Collected data:
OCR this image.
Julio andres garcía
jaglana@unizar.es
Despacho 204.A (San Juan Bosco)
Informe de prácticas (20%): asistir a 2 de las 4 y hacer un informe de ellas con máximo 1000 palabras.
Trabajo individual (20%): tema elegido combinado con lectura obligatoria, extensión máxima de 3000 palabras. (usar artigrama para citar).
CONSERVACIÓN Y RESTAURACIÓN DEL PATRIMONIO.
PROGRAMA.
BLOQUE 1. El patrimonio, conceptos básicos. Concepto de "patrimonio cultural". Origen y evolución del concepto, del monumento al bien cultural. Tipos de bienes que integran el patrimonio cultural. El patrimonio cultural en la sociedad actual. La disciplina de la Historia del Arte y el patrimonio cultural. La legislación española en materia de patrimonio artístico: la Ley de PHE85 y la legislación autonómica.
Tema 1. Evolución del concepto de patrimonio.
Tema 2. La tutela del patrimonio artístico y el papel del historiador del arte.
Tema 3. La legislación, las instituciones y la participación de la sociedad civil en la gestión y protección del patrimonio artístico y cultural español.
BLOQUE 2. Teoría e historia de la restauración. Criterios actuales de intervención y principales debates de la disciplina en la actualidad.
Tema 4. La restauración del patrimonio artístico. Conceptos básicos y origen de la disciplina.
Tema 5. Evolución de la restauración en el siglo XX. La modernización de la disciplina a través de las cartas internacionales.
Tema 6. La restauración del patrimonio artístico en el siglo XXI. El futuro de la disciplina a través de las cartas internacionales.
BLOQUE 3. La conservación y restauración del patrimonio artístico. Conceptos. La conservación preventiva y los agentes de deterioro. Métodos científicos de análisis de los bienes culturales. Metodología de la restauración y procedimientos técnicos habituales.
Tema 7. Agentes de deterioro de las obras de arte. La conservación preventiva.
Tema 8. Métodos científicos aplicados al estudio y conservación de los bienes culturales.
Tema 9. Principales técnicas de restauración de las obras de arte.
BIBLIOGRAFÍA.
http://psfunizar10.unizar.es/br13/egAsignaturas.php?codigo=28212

--- WRITTEN EXERCISE ---
Pull out each line of the entries that contains "sociedad".

--- ANSWER ---
BLOQUE 1. El patrimonio, conceptos básicos. Concepto de "patrimonio cultural". Origen y evolución del concepto, del monumento al bien cultural. Tipos de bienes que integran el patrimonio cultural. El patrimonio cultural en la sociedad actual. La disciplina de la Historia del Arte y el patrimonio cultural. La legislación española en materia de patrimonio artístico: la Ley de PHE85 y la legislación autonómica.
Tema 3. La legislación, las instituciones y la participación de la sociedad civil en la gestión y protección del patrimonio artístico y cultural español.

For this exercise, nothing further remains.